## Given problem:
Spot every line with the word "axis" and return it.

═════ Data entries ═════

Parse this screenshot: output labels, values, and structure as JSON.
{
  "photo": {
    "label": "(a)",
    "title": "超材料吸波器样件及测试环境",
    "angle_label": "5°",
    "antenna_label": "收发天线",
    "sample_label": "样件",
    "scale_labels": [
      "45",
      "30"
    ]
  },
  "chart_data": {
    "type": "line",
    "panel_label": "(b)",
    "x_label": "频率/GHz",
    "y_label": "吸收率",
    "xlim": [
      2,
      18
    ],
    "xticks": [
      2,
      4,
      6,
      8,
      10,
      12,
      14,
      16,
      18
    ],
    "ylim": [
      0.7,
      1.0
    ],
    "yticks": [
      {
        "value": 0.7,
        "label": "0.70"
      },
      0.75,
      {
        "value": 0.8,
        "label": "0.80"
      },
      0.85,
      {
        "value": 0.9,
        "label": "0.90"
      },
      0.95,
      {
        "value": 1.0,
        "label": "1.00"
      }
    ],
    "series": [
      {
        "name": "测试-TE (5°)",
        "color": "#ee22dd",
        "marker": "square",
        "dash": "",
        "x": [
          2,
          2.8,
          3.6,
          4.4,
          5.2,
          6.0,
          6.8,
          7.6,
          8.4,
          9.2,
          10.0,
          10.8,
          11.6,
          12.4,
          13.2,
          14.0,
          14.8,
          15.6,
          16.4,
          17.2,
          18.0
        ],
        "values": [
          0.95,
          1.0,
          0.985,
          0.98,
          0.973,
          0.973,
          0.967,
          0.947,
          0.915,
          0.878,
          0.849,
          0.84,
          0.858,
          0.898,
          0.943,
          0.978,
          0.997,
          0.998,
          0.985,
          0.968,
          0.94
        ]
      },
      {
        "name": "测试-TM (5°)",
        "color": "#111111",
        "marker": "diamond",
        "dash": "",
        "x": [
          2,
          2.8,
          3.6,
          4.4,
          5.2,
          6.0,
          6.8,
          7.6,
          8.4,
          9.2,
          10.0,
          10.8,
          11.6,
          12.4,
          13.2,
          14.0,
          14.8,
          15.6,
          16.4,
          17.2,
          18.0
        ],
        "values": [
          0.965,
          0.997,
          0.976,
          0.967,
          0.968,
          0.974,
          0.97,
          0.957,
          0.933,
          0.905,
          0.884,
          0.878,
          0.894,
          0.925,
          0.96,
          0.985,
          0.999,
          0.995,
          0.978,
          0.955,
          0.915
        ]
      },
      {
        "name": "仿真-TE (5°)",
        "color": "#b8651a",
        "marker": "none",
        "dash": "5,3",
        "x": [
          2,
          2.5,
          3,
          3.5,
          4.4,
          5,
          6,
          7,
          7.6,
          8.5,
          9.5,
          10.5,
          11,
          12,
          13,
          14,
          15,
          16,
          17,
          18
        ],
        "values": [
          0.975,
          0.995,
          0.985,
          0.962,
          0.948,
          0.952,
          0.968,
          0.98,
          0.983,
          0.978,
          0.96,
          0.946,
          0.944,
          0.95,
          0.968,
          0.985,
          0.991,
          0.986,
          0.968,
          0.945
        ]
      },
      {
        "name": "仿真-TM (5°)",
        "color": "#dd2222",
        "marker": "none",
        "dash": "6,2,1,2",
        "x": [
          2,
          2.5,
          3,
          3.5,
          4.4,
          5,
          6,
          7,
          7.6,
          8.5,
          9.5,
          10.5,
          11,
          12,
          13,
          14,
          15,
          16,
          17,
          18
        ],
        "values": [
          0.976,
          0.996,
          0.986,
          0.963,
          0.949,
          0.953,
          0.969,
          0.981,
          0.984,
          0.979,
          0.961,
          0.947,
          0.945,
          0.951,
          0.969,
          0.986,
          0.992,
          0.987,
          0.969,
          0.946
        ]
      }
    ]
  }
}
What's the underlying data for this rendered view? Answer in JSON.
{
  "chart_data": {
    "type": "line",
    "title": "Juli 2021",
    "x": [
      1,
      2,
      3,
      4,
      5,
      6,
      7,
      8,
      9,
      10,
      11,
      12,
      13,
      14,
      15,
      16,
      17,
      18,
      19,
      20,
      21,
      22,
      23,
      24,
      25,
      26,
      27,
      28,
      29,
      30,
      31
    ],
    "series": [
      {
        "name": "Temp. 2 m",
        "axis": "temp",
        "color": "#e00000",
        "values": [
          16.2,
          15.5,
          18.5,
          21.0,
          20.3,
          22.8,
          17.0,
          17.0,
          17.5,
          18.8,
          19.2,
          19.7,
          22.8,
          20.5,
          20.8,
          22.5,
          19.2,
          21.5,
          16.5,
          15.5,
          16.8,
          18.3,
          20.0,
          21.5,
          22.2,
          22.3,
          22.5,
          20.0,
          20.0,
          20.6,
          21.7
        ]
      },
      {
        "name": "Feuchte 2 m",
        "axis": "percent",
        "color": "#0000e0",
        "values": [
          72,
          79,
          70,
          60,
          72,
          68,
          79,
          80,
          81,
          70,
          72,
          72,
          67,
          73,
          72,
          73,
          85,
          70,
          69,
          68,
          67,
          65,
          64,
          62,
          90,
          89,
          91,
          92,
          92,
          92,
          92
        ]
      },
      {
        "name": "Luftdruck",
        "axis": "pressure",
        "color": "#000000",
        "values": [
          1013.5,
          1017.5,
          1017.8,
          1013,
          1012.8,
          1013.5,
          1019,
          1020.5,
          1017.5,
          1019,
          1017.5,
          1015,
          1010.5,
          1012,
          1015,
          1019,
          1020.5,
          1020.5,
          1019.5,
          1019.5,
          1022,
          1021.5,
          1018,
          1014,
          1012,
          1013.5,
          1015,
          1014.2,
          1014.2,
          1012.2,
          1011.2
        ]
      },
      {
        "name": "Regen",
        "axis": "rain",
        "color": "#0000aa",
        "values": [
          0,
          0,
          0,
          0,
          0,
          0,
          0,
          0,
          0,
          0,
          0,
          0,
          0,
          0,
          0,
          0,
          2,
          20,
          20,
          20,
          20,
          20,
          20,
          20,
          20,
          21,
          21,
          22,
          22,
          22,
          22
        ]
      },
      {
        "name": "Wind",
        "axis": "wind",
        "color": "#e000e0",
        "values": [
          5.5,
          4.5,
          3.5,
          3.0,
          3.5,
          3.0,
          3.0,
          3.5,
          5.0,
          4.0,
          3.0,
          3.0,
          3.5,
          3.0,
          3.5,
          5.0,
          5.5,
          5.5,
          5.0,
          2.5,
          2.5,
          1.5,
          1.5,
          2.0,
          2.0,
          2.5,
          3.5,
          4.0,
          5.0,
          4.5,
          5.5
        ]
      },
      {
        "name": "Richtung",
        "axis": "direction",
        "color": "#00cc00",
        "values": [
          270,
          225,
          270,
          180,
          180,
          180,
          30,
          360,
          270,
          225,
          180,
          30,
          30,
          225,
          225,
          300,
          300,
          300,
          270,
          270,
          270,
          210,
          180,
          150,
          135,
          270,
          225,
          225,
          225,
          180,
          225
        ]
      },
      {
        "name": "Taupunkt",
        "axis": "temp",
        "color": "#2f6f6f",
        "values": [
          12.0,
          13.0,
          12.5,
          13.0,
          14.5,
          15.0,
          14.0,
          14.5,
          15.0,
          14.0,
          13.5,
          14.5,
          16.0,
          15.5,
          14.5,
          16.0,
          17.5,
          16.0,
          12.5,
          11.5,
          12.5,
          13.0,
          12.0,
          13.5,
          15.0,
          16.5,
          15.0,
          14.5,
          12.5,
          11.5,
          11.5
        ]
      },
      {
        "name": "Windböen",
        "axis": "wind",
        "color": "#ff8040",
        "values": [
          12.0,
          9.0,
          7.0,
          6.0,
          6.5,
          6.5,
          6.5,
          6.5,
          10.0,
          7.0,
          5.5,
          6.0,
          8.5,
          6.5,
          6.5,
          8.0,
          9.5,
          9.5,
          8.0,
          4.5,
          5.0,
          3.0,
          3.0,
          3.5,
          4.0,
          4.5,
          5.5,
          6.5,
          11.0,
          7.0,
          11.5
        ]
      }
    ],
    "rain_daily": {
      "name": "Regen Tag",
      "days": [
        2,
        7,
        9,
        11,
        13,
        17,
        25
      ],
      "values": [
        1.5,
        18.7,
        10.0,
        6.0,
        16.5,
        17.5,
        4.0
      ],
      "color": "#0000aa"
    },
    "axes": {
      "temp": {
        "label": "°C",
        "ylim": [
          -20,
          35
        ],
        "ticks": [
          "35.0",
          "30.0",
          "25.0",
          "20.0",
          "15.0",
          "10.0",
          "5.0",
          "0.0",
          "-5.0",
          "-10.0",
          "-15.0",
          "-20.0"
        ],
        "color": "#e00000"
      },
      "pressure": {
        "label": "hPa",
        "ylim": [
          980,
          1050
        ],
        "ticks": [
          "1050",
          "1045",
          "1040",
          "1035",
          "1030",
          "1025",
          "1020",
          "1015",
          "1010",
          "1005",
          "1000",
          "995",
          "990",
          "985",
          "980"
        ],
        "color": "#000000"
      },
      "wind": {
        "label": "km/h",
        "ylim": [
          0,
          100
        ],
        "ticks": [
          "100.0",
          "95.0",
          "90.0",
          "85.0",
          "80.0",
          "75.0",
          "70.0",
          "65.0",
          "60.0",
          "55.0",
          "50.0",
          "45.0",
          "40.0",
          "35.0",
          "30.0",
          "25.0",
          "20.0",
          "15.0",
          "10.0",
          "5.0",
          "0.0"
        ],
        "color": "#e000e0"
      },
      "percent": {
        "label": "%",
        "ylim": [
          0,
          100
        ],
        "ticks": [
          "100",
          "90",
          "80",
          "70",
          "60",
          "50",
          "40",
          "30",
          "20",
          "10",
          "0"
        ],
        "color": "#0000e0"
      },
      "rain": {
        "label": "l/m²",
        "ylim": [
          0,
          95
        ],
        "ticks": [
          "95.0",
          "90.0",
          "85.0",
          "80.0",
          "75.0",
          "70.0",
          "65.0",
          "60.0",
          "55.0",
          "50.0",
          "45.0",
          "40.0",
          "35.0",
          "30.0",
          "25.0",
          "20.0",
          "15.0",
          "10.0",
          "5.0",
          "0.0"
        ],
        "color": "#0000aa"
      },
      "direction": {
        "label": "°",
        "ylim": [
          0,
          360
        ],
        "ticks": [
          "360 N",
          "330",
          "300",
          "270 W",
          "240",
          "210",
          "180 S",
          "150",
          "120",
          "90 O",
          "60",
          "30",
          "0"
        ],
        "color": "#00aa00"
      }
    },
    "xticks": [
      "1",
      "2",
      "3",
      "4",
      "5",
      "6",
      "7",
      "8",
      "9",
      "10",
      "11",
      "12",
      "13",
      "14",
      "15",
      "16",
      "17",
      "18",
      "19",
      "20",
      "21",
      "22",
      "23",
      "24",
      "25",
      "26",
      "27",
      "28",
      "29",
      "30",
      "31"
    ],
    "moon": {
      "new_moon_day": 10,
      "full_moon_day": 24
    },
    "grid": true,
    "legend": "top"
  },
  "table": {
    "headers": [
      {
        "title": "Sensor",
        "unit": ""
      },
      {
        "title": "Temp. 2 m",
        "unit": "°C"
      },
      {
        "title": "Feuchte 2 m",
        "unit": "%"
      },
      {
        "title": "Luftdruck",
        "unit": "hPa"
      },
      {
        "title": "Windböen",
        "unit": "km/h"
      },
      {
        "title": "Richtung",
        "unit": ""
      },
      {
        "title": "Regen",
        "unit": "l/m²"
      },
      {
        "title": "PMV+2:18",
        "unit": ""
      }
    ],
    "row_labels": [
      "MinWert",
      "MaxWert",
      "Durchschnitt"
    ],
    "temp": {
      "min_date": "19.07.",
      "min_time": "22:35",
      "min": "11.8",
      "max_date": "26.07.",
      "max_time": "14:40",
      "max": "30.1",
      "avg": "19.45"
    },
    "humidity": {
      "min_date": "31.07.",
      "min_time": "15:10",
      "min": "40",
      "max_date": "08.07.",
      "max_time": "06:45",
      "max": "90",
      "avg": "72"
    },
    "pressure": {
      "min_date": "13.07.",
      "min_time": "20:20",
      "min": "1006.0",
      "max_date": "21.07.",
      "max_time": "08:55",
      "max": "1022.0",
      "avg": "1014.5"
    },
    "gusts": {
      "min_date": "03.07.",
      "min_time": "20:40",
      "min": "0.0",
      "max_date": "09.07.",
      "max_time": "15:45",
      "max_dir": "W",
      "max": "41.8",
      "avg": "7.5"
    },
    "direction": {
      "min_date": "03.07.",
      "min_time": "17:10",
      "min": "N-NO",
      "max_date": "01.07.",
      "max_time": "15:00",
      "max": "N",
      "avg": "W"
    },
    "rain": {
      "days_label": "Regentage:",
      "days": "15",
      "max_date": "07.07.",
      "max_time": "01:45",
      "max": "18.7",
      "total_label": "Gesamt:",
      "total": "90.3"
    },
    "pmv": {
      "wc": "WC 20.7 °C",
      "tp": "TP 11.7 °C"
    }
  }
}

═════

## Answer for the task:
        "axis": "temp",
        "axis": "percent",
        "axis": "pressure",
        "axis": "rain",
        "axis": "wind",
        "axis": "direction",
        "axis": "temp",
        "axis": "wind",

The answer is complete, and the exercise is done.